[Start]

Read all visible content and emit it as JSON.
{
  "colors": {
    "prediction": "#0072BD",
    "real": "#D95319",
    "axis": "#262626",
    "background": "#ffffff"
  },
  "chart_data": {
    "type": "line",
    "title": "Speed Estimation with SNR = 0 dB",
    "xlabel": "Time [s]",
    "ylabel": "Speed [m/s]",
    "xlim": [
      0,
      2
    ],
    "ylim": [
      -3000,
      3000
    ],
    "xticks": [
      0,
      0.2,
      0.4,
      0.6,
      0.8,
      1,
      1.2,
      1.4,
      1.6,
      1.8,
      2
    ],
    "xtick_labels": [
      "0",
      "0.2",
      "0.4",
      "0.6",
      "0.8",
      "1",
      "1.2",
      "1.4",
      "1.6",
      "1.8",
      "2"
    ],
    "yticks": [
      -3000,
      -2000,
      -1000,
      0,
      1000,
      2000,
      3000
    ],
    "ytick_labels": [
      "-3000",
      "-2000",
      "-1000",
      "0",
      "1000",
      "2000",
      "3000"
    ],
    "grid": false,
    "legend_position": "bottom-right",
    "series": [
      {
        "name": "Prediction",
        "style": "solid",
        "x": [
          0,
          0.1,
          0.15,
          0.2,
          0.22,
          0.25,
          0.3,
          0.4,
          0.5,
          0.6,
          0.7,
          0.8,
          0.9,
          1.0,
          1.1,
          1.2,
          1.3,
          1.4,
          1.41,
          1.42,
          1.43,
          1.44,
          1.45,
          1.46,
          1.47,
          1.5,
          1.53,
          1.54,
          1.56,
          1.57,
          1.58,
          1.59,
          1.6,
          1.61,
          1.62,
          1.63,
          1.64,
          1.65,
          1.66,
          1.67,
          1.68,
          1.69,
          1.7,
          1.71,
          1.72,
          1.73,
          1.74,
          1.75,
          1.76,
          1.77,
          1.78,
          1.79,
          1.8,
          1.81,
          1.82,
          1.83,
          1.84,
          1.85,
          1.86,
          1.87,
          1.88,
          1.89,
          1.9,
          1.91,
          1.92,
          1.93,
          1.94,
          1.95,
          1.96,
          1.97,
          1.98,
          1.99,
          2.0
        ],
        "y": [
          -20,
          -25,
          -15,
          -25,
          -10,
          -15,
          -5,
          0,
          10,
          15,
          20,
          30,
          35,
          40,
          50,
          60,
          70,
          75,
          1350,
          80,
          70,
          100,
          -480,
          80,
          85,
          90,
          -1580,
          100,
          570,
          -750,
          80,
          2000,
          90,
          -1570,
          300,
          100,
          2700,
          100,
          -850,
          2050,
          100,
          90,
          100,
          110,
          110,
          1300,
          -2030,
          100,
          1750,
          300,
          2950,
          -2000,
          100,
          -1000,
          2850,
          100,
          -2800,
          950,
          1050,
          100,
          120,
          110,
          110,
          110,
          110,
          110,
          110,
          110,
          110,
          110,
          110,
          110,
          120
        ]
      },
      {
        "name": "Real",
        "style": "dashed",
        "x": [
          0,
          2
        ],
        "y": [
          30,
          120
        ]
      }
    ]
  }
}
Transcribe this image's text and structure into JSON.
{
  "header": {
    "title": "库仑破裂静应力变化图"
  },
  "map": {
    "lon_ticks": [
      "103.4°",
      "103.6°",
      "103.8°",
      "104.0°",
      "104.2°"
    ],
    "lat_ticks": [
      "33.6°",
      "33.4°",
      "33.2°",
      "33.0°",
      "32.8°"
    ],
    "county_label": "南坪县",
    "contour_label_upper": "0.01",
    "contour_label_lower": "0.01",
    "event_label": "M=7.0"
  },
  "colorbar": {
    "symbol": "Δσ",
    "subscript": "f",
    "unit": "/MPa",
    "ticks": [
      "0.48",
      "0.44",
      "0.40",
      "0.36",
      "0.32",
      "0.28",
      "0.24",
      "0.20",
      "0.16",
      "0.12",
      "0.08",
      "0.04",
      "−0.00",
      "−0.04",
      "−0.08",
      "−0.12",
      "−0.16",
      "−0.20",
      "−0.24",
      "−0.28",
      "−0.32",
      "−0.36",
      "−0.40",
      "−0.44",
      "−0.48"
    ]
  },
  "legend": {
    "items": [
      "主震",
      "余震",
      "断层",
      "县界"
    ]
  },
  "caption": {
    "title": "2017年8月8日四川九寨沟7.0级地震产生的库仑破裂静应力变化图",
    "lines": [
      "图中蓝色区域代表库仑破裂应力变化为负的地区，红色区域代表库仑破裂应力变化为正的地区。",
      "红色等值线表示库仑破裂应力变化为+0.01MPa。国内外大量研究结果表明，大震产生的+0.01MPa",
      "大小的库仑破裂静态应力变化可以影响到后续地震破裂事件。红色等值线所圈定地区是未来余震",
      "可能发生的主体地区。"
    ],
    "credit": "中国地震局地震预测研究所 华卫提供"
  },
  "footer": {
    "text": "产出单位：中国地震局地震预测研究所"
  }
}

[End]

● **AIM OF THE EXERCISE**: Write out every line of the records exactly.

● **ANSWER TO THE TASK**:
Read all visible content and emit it as JSON.
{
  "colors": {
    "prediction": "#0072BD",
    "real": "#D95319",
    "axis": "#262626",
    "background": "#ffffff"
  },
  "chart_data": {
    "type": "line",
    "title": "Speed Estimation with SNR = 0 dB",
    "xlabel": "Time [s]",
    "ylabel": "Speed [m/s]",
    "xlim": [
      0,
      2
    ],
    "ylim": [
      -3000,
      3000
    ],
    "xticks": [
      0,
      0.2,
      0.4,
      0.6,
      0.8,
      1,
      1.2,
      1.4,
      1.6,
      1.8,
      2
    ],
    "xtick_labels": [
      "0",
      "0.2",
      "0.4",
      "0.6",
      "0.8",
      "1",
      "1.2",
      "1.4",
      "1.6",
      "1.8",
      "2"
    ],
    "yticks": [
      -3000,
      -2000,
      -1000,
      0,
      1000,
      2000,
      3000
    ],
    "ytick_labels": [
      "-3000",
      "-2000",
      "-1000",
      "0",
      "1000",
      "2000",
      "3000"
    ],
    "grid": false,
    "legend_position": "bottom-right",
    "series": [
      {
        "name": "Prediction",
        "style": "solid",
        "x": [
          0,
          0.1,
          0.15,
          0.2,
          0.22,
          0.25,
          0.3,
          0.4,
          0.5,
          0.6,
          0.7,
          0.8,
          0.9,
          1.0,
          1.1,
          1.2,
          1.3,
          1.4,
          1.41,
          1.42,
          1.43,
          1.44,
          1.45,
          1.46,
          1.47,
          1.5,
          1.53,
          1.54,
          1.56,
          1.57,
          1.58,
          1.59,
          1.6,
          1.61,
          1.62,
          1.63,
          1.64,
          1.65,
          1.66,
          1.67,
          1.68,
          1.69,
          1.7,
          1.71,
          1.72,
          1.73,
          1.74,
          1.75,
          1.76,
          1.77,
          1.78,
          1.79,
          1.8,
          1.81,
          1.82,
          1.83,
          1.84,
          1.85,
          1.86,
          1.87,
          1.88,
          1.89,
          1.9,
          1.91,
          1.92,
          1.93,
          1.94,
          1.95,
          1.96,
          1.97,
          1.98,
          1.99,
          2.0
        ],
        "y": [
          -20,
          -25,
          -15,
          -25,
          -10,
          -15,
          -5,
          0,
          10,
          15,
          20,
          30,
          35,
          40,
          50,
          60,
          70,
          75,
          1350,
          80,
          70,
          100,
          -480,
          80,
          85,
          90,
          -1580,
          100,
          570,
          -750,
          80,
          2000,
          90,
          -1570,
          300,
          100,
          2700,
          100,
          -850,
          2050,
          100,
          90,
          100,
          110,
          110,
          1300,
          -2030,
          100,
          1750,
          300,
          2950,
          -2000,
          100,
          -1000,
          2850,
          100,
          -2800,
          950,
          1050,
          100,
          120,
          110,
          110,
          110,
          110,
          110,
          110,
          110,
          110,
          110,
          110,
          110,
          120
        ]
      },
      {
        "name": "Real",
        "style": "dashed",
        "x": [
          0,
          2
        ],
        "y": [
          30,
          120
        ]
      }
    ]
  }
}
Transcribe this image's text and structure into JSON.
{
  "header": {
    "title": "库仑破裂静应力变化图"
  },
  "map": {
    "lon_ticks": [
      "103.4°",
      "103.6°",
      "103.8°",
      "104.0°",
      "104.2°"
    ],
    "lat_ticks": [
      "33.6°",
      "33.4°",
      "33.2°",
      "33.0°",
      "32.8°"
    ],
    "county_label": "南坪县",
    "contour_label_upper": "0.01",
    "contour_label_lower": "0.01",
    "event_label": "M=7.0"
  },
  "colorbar": {
    "symbol": "Δσ",
    "subscript": "f",
    "unit": "/MPa",
    "ticks": [
      "0.48",
      "0.44",
      "0.40",
      "0.36",
      "0.32",
      "0.28",
      "0.24",
      "0.20",
      "0.16",
      "0.12",
      "0.08",
      "0.04",
      "−0.00",
      "−0.04",
      "−0.08",
      "−0.12",
      "−0.16",
      "−0.20",
      "−0.24",
      "−0.28",
      "−0.32",
      "−0.36",
      "−0.40",
      "−0.44",
      "−0.48"
    ]
  },
  "legend": {
    "items": [
      "主震",
      "余震",
      "断层",
      "县界"
    ]
  },
  "caption": {
    "title": "2017年8月8日四川九寨沟7.0级地震产生的库仑破裂静应力变化图",
    "lines": [
      "图中蓝色区域代表库仑破裂应力变化为负的地区，红色区域代表库仑破裂应力变化为正的地区。",
      "红色等值线表示库仑破裂应力变化为+0.01MPa。国内外大量研究结果表明，大震产生的+0.01MPa",
      "大小的库仑破裂静态应力变化可以影响到后续地震破裂事件。红色等值线所圈定地区是未来余震",
      "可能发生的主体地区。"
    ],
    "credit": "中国地震局地震预测研究所 华卫提供"
  },
  "footer": {
    "text": "产出单位：中国地震局地震预测研究所"
  }
}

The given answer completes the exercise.